## Requirement
Find the string "Rekem" and gather every line that holds it.
* Begin Listed records *
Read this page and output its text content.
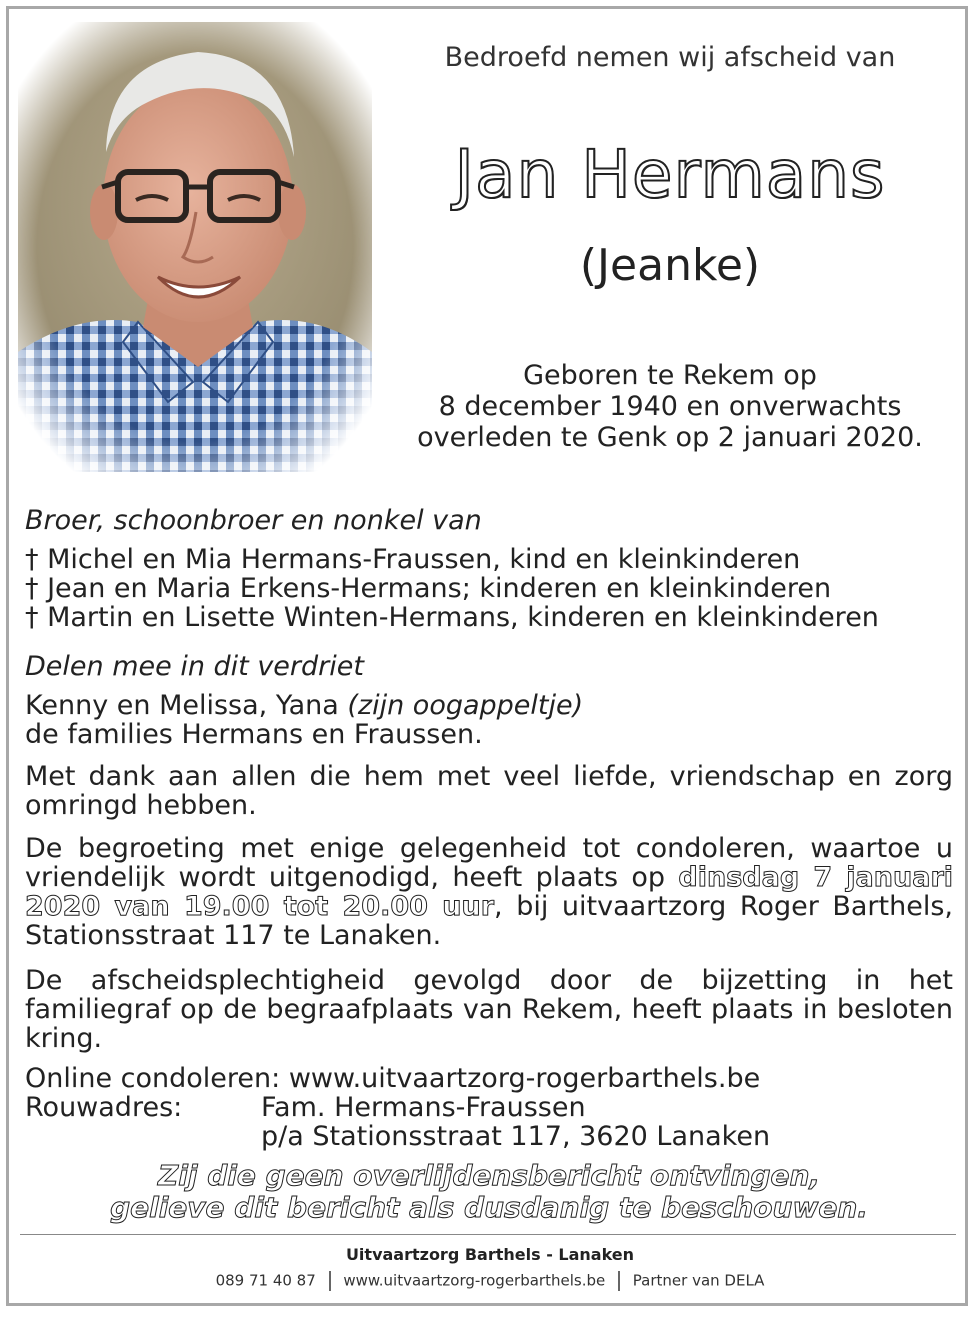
Bedroefd nemen wij afscheid van
Jan Hermans
(Jeanke)
Geboren te Rekem op
8 december 1940 en onverwachts
overleden te Genk op 2 januari 2020.
Broer, schoonbroer en nonkel van
† Michel en Mia Hermans-Fraussen, kind en kleinkinderen
† Jean en Maria Erkens-Hermans; kinderen en kleinkinderen
† Martin en Lisette Winten-Hermans, kinderen en kleinkinderen
Delen mee in dit verdriet
Kenny en Melissa, Yana (zijn oogappeltje)
de families Hermans en Fraussen.
Met dank aan allen die hem met veel liefde, vriendschap en zorg omringd hebben.
De begroeting met enige gelegenheid tot condoleren, waartoe u vriendelijk wordt uitgenodigd, heeft plaats op dinsdag 7 januari 2020 van 19.00 tot 20.00 uur, bij uitvaartzorg Roger Barthels, Stationsstraat 117 te Lanaken.
De afscheidsplechtigheid gevolgd door de bijzetting in het familiegraf op de begraafplaats van Rekem, heeft plaats in besloten kring.
Online condoleren: www.uitvaartzorg-rogerbarthels.be
Rouwadres:	Fam. Hermans-Fraussen
p/a Stationsstraat 117, 3620 Lanaken
Zij die geen overlijdensbericht ontvingen,
gelieve dit bericht als dusdanig te beschouwen.
Uitvaartzorg Barthels - Lanaken
089 71 40 87 www.uitvaartzorg-rogerbarthels.be Partner van DELA
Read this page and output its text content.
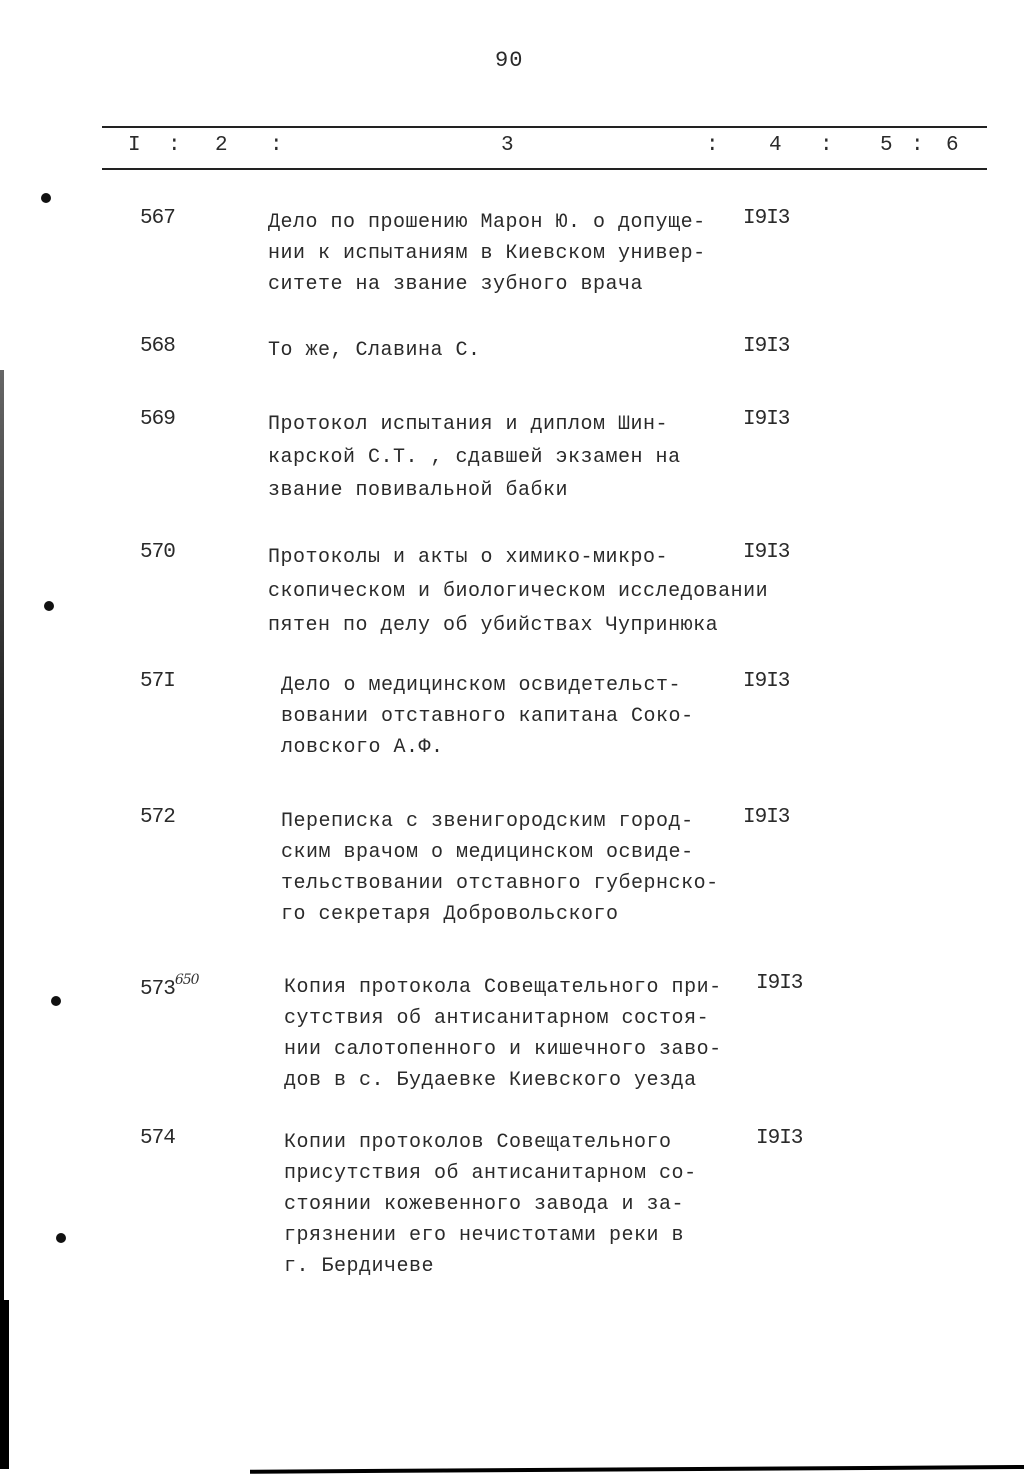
90
I : 2 :	3	: 4 : 5 : 6
567	Дело по прошению Марон Ю. о допуще-
нии к испытаниям в Киевском универ-
ситете на звание зубного врача
I9I3
568	То же, Славина С.	I9I3
569	Протокол испытания и диплом Шин-
карской С.Т. , сдавшей экзамен на
звание повивальной бабки
I9I3
570	Протоколы и акты о химико-микро-
скопическом и биологическом исследовании
пятен по делу об убийствах Чупринюка
I9I3
57I	Дело о медицинском освидетельст-
вовании отставного капитана Соко-
ловского А.Ф.
I9I3
572	Переписка с звенигородским город-
ским врачом о медицинском освиде-
тельствовании отставного губернско-
го секретаря Добровольского
I9I3
$573^{650}$	Копия протокола Совещательного при-
сутствия об антисанитарном состоя-
нии салотопенного и кишечного заво-
дов в с. Будаевке Киевского уезда
I9I3
574	Копии протоколов Совещательного
присутствия об антисанитарном со-
стоянии кожевенного завода и за-
грязнении его нечистотами реки в
г. Бердичеве
I9I3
* End Listed records *
## Answer to the problem
Geboren te Rekem op
De afscheidsplechtigheid gevolgd door de bijzetting in het familiegraf op de begraafplaats van Rekem, heeft plaats in besloten kring.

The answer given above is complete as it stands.